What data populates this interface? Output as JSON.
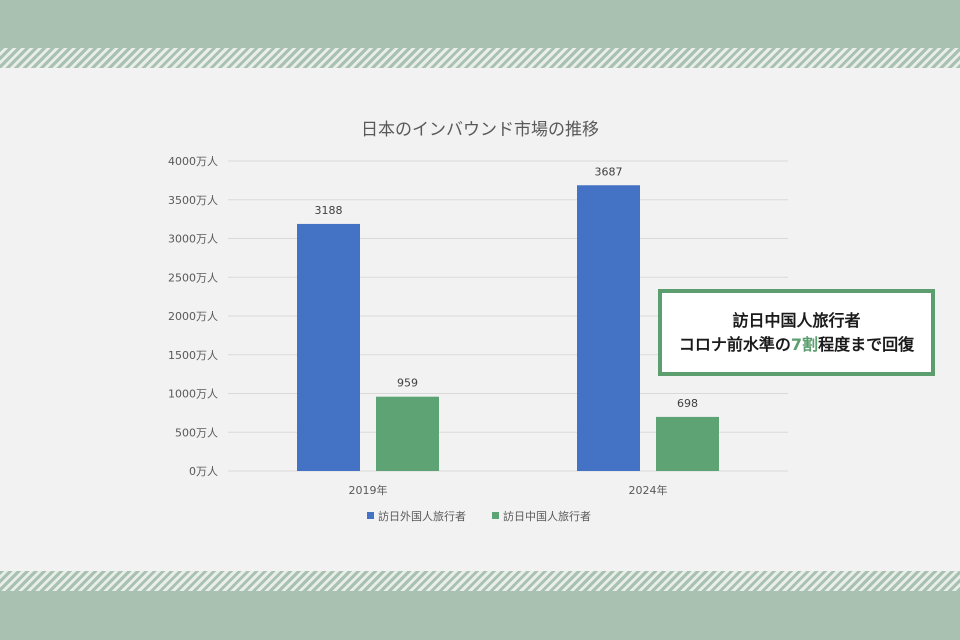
{
  "chart_data": {
    "type": "bar",
    "title": "日本のインバウンド市場の推移",
    "categories": [
      "2019年",
      "2024年"
    ],
    "series": [
      {
        "name": "訪日外国人旅行者",
        "values": [
          3188,
          3687
        ],
        "color": "#4472c4"
      },
      {
        "name": "訪日中国人旅行者",
        "values": [
          959,
          698
        ],
        "color": "#5ea373"
      }
    ],
    "ylim": [
      0,
      4000
    ],
    "yticks": [
      0,
      500,
      1000,
      1500,
      2000,
      2500,
      3000,
      3500,
      4000
    ],
    "ytick_labels": [
      "0万人",
      "500万人",
      "1000万人",
      "1500万人",
      "2000万人",
      "2500万人",
      "3000万人",
      "3500万人",
      "4000万人"
    ],
    "grid": true,
    "legend_position": "bottom"
  },
  "callout": {
    "line1": "訪日中国人旅行者",
    "line2_before": "コロナ前水準の",
    "line2_accent": "7割",
    "line2_after": "程度まで回復",
    "accent_color": "#5c9e6e"
  }
}
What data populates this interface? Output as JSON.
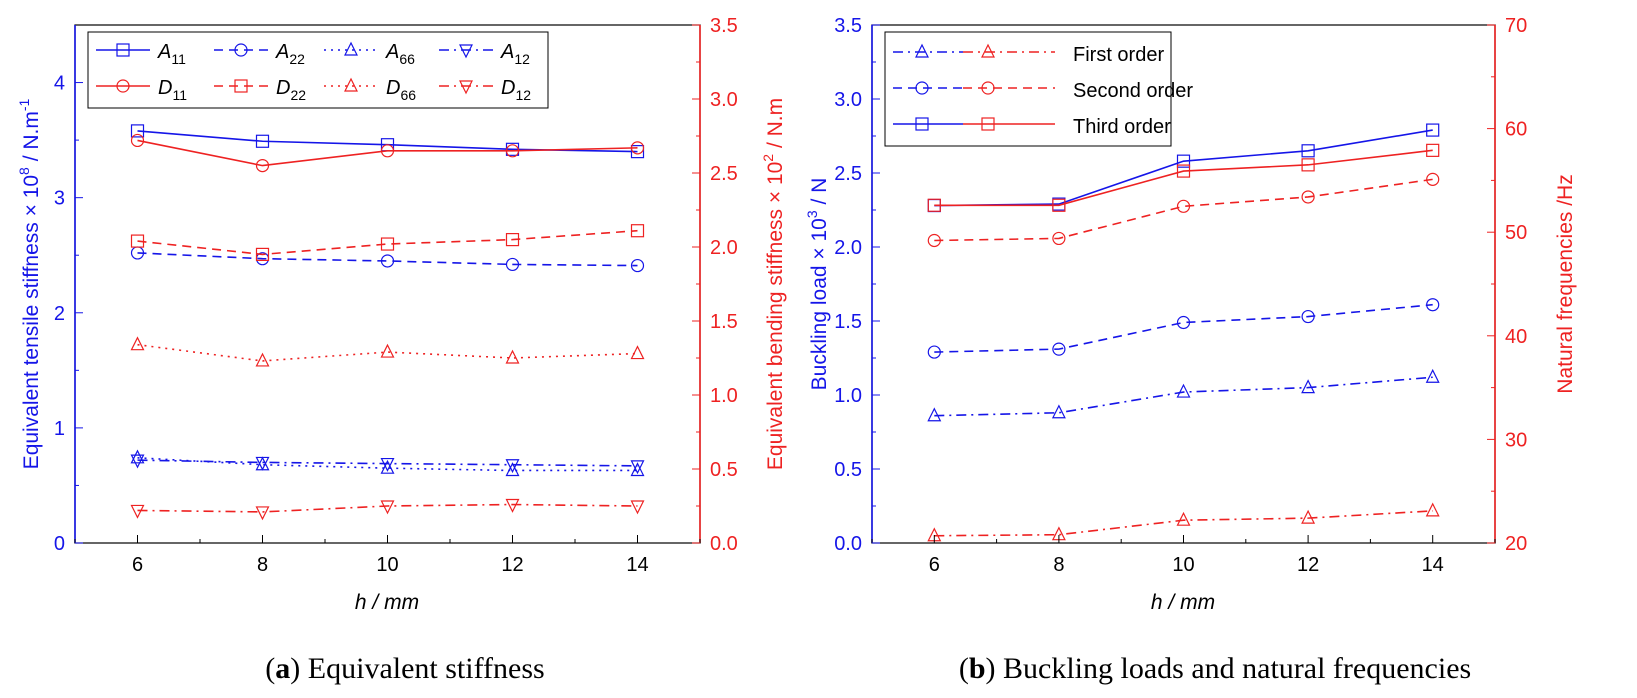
{
  "colors": {
    "blue": "#1515e8",
    "red": "#ee2222",
    "black": "#000000"
  },
  "chart_data": [
    {
      "type": "line",
      "panel": "a",
      "caption_label": "a",
      "caption_text": "Equivalent stiffness",
      "xlabel": "h / mm",
      "x": [
        6,
        8,
        10,
        12,
        14
      ],
      "xticks": [
        6,
        8,
        10,
        12,
        14
      ],
      "xlim": [
        5,
        15
      ],
      "ylabel_left": "Equivalent tensile stiffness × 10",
      "ylabel_left_sup": "8",
      "ylabel_left_unit": " / N.m",
      "ylabel_left_unit_sup": "-1",
      "ylim_left": [
        0,
        4.5
      ],
      "yticks_left": [
        "0",
        "1",
        "2",
        "3",
        "4"
      ],
      "ylabel_right": "Equivalent bending stiffness × 10",
      "ylabel_right_sup": "2",
      "ylabel_right_unit": " / N.m",
      "ylim_right": [
        0,
        3.5
      ],
      "yticks_right": [
        "0.0",
        "0.5",
        "1.0",
        "1.5",
        "2.0",
        "2.5",
        "3.0",
        "3.5"
      ],
      "series": [
        {
          "name": "A",
          "sub": "11",
          "axis": "left",
          "color": "blue",
          "dash": "solid",
          "marker": "square",
          "values": [
            3.58,
            3.49,
            3.46,
            3.42,
            3.4
          ]
        },
        {
          "name": "A",
          "sub": "22",
          "axis": "left",
          "color": "blue",
          "dash": "dash",
          "marker": "circle",
          "values": [
            2.52,
            2.47,
            2.45,
            2.42,
            2.41
          ]
        },
        {
          "name": "A",
          "sub": "66",
          "axis": "left",
          "color": "blue",
          "dash": "dot",
          "marker": "triangle-up",
          "values": [
            0.74,
            0.68,
            0.65,
            0.63,
            0.63
          ]
        },
        {
          "name": "A",
          "sub": "12",
          "axis": "left",
          "color": "blue",
          "dash": "dashdot",
          "marker": "triangle-down",
          "values": [
            0.72,
            0.7,
            0.69,
            0.68,
            0.67
          ]
        },
        {
          "name": "D",
          "sub": "11",
          "axis": "right",
          "color": "red",
          "dash": "solid",
          "marker": "circle",
          "values": [
            2.72,
            2.55,
            2.65,
            2.65,
            2.67
          ]
        },
        {
          "name": "D",
          "sub": "22",
          "axis": "right",
          "color": "red",
          "dash": "dash",
          "marker": "square",
          "values": [
            2.04,
            1.95,
            2.02,
            2.05,
            2.11
          ]
        },
        {
          "name": "D",
          "sub": "66",
          "axis": "right",
          "color": "red",
          "dash": "dot",
          "marker": "triangle-up",
          "values": [
            1.34,
            1.23,
            1.29,
            1.25,
            1.28
          ]
        },
        {
          "name": "D",
          "sub": "12",
          "axis": "right",
          "color": "red",
          "dash": "dashdot",
          "marker": "triangle-down",
          "values": [
            0.22,
            0.21,
            0.25,
            0.26,
            0.25
          ]
        }
      ]
    },
    {
      "type": "line",
      "panel": "b",
      "caption_label": "b",
      "caption_text": "Buckling loads and natural frequencies",
      "xlabel": "h / mm",
      "x": [
        6,
        8,
        10,
        12,
        14
      ],
      "xticks": [
        6,
        8,
        10,
        12,
        14
      ],
      "xlim": [
        5,
        15
      ],
      "ylabel_left": "Buckling load × 10",
      "ylabel_left_sup": "3",
      "ylabel_left_unit": " / N",
      "ylim_left": [
        0,
        3.5
      ],
      "yticks_left": [
        "0.0",
        "0.5",
        "1.0",
        "1.5",
        "2.0",
        "2.5",
        "3.0",
        "3.5"
      ],
      "ylabel_right": "Natural frequencies /Hz",
      "ylim_right": [
        20,
        70
      ],
      "yticks_right": [
        "20",
        "30",
        "40",
        "50",
        "60",
        "70"
      ],
      "legend": [
        "First order",
        "Second order",
        "Third order"
      ],
      "series": [
        {
          "name": "First order",
          "axis": "left",
          "color": "blue",
          "dash": "dashdot",
          "marker": "triangle-up",
          "values": [
            0.86,
            0.88,
            1.02,
            1.05,
            1.12
          ]
        },
        {
          "name": "Second order",
          "axis": "left",
          "color": "blue",
          "dash": "dash",
          "marker": "circle",
          "values": [
            1.29,
            1.31,
            1.49,
            1.53,
            1.61
          ]
        },
        {
          "name": "Third order",
          "axis": "left",
          "color": "blue",
          "dash": "solid",
          "marker": "square",
          "values": [
            2.28,
            2.29,
            2.58,
            2.65,
            2.79
          ]
        },
        {
          "name": "First order",
          "axis": "right",
          "color": "red",
          "dash": "dashdot",
          "marker": "triangle-up",
          "values": [
            20.7,
            20.8,
            22.2,
            22.4,
            23.1
          ]
        },
        {
          "name": "Second order",
          "axis": "right",
          "color": "red",
          "dash": "dash",
          "marker": "circle",
          "values": [
            49.2,
            49.4,
            52.5,
            53.4,
            55.1
          ]
        },
        {
          "name": "Third order",
          "axis": "right",
          "color": "red",
          "dash": "solid",
          "marker": "square",
          "values": [
            52.6,
            52.6,
            55.9,
            56.5,
            57.9
          ]
        }
      ]
    }
  ]
}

- Given request:
Write the listing out a second time exactly, dropping all images.

- Solution to this task:
What data populates this interface? Output as JSON.
{
  "chart_data": {
    "type": "bar",
    "title": "日本のインバウンド市場の推移",
    "categories": [
      "2019年",
      "2024年"
    ],
    "series": [
      {
        "name": "訪日外国人旅行者",
        "values": [
          3188,
          3687
        ],
        "color": "#4472c4"
      },
      {
        "name": "訪日中国人旅行者",
        "values": [
          959,
          698
        ],
        "color": "#5ea373"
      }
    ],
    "ylim": [
      0,
      4000
    ],
    "yticks": [
      0,
      500,
      1000,
      1500,
      2000,
      2500,
      3000,
      3500,
      4000
    ],
    "ytick_labels": [
      "0万人",
      "500万人",
      "1000万人",
      "1500万人",
      "2000万人",
      "2500万人",
      "3000万人",
      "3500万人",
      "4000万人"
    ],
    "grid": true,
    "legend_position": "bottom"
  },
  "callout": {
    "line1": "訪日中国人旅行者",
    "line2_before": "コロナ前水準の",
    "line2_accent": "7割",
    "line2_after": "程度まで回復",
    "accent_color": "#5c9e6e"
  }
}
What data populates this interface? Output as JSON.
{
  "colors": {
    "blue": "#1515e8",
    "red": "#ee2222",
    "black": "#000000"
  },
  "chart_data": [
    {
      "type": "line",
      "panel": "a",
      "caption_label": "a",
      "caption_text": "Equivalent stiffness",
      "xlabel": "h / mm",
      "x": [
        6,
        8,
        10,
        12,
        14
      ],
      "xticks": [
        6,
        8,
        10,
        12,
        14
      ],
      "xlim": [
        5,
        15
      ],
      "ylabel_left": "Equivalent tensile stiffness × 10",
      "ylabel_left_sup": "8",
      "ylabel_left_unit": " / N.m",
      "ylabel_left_unit_sup": "-1",
      "ylim_left": [
        0,
        4.5
      ],
      "yticks_left": [
        "0",
        "1",
        "2",
        "3",
        "4"
      ],
      "ylabel_right": "Equivalent bending stiffness × 10",
      "ylabel_right_sup": "2",
      "ylabel_right_unit": " / N.m",
      "ylim_right": [
        0,
        3.5
      ],
      "yticks_right": [
        "0.0",
        "0.5",
        "1.0",
        "1.5",
        "2.0",
        "2.5",
        "3.0",
        "3.5"
      ],
      "series": [
        {
          "name": "A",
          "sub": "11",
          "axis": "left",
          "color": "blue",
          "dash": "solid",
          "marker": "square",
          "values": [
            3.58,
            3.49,
            3.46,
            3.42,
            3.4
          ]
        },
        {
          "name": "A",
          "sub": "22",
          "axis": "left",
          "color": "blue",
          "dash": "dash",
          "marker": "circle",
          "values": [
            2.52,
            2.47,
            2.45,
            2.42,
            2.41
          ]
        },
        {
          "name": "A",
          "sub": "66",
          "axis": "left",
          "color": "blue",
          "dash": "dot",
          "marker": "triangle-up",
          "values": [
            0.74,
            0.68,
            0.65,
            0.63,
            0.63
          ]
        },
        {
          "name": "A",
          "sub": "12",
          "axis": "left",
          "color": "blue",
          "dash": "dashdot",
          "marker": "triangle-down",
          "values": [
            0.72,
            0.7,
            0.69,
            0.68,
            0.67
          ]
        },
        {
          "name": "D",
          "sub": "11",
          "axis": "right",
          "color": "red",
          "dash": "solid",
          "marker": "circle",
          "values": [
            2.72,
            2.55,
            2.65,
            2.65,
            2.67
          ]
        },
        {
          "name": "D",
          "sub": "22",
          "axis": "right",
          "color": "red",
          "dash": "dash",
          "marker": "square",
          "values": [
            2.04,
            1.95,
            2.02,
            2.05,
            2.11
          ]
        },
        {
          "name": "D",
          "sub": "66",
          "axis": "right",
          "color": "red",
          "dash": "dot",
          "marker": "triangle-up",
          "values": [
            1.34,
            1.23,
            1.29,
            1.25,
            1.28
          ]
        },
        {
          "name": "D",
          "sub": "12",
          "axis": "right",
          "color": "red",
          "dash": "dashdot",
          "marker": "triangle-down",
          "values": [
            0.22,
            0.21,
            0.25,
            0.26,
            0.25
          ]
        }
      ]
    },
    {
      "type": "line",
      "panel": "b",
      "caption_label": "b",
      "caption_text": "Buckling loads and natural frequencies",
      "xlabel": "h / mm",
      "x": [
        6,
        8,
        10,
        12,
        14
      ],
      "xticks": [
        6,
        8,
        10,
        12,
        14
      ],
      "xlim": [
        5,
        15
      ],
      "ylabel_left": "Buckling load × 10",
      "ylabel_left_sup": "3",
      "ylabel_left_unit": " / N",
      "ylim_left": [
        0,
        3.5
      ],
      "yticks_left": [
        "0.0",
        "0.5",
        "1.0",
        "1.5",
        "2.0",
        "2.5",
        "3.0",
        "3.5"
      ],
      "ylabel_right": "Natural frequencies /Hz",
      "ylim_right": [
        20,
        70
      ],
      "yticks_right": [
        "20",
        "30",
        "40",
        "50",
        "60",
        "70"
      ],
      "legend": [
        "First order",
        "Second order",
        "Third order"
      ],
      "series": [
        {
          "name": "First order",
          "axis": "left",
          "color": "blue",
          "dash": "dashdot",
          "marker": "triangle-up",
          "values": [
            0.86,
            0.88,
            1.02,
            1.05,
            1.12
          ]
        },
        {
          "name": "Second order",
          "axis": "left",
          "color": "blue",
          "dash": "dash",
          "marker": "circle",
          "values": [
            1.29,
            1.31,
            1.49,
            1.53,
            1.61
          ]
        },
        {
          "name": "Third order",
          "axis": "left",
          "color": "blue",
          "dash": "solid",
          "marker": "square",
          "values": [
            2.28,
            2.29,
            2.58,
            2.65,
            2.79
          ]
        },
        {
          "name": "First order",
          "axis": "right",
          "color": "red",
          "dash": "dashdot",
          "marker": "triangle-up",
          "values": [
            20.7,
            20.8,
            22.2,
            22.4,
            23.1
          ]
        },
        {
          "name": "Second order",
          "axis": "right",
          "color": "red",
          "dash": "dash",
          "marker": "circle",
          "values": [
            49.2,
            49.4,
            52.5,
            53.4,
            55.1
          ]
        },
        {
          "name": "Third order",
          "axis": "right",
          "color": "red",
          "dash": "solid",
          "marker": "square",
          "values": [
            52.6,
            52.6,
            55.9,
            56.5,
            57.9
          ]
        }
      ]
    }
  ]
}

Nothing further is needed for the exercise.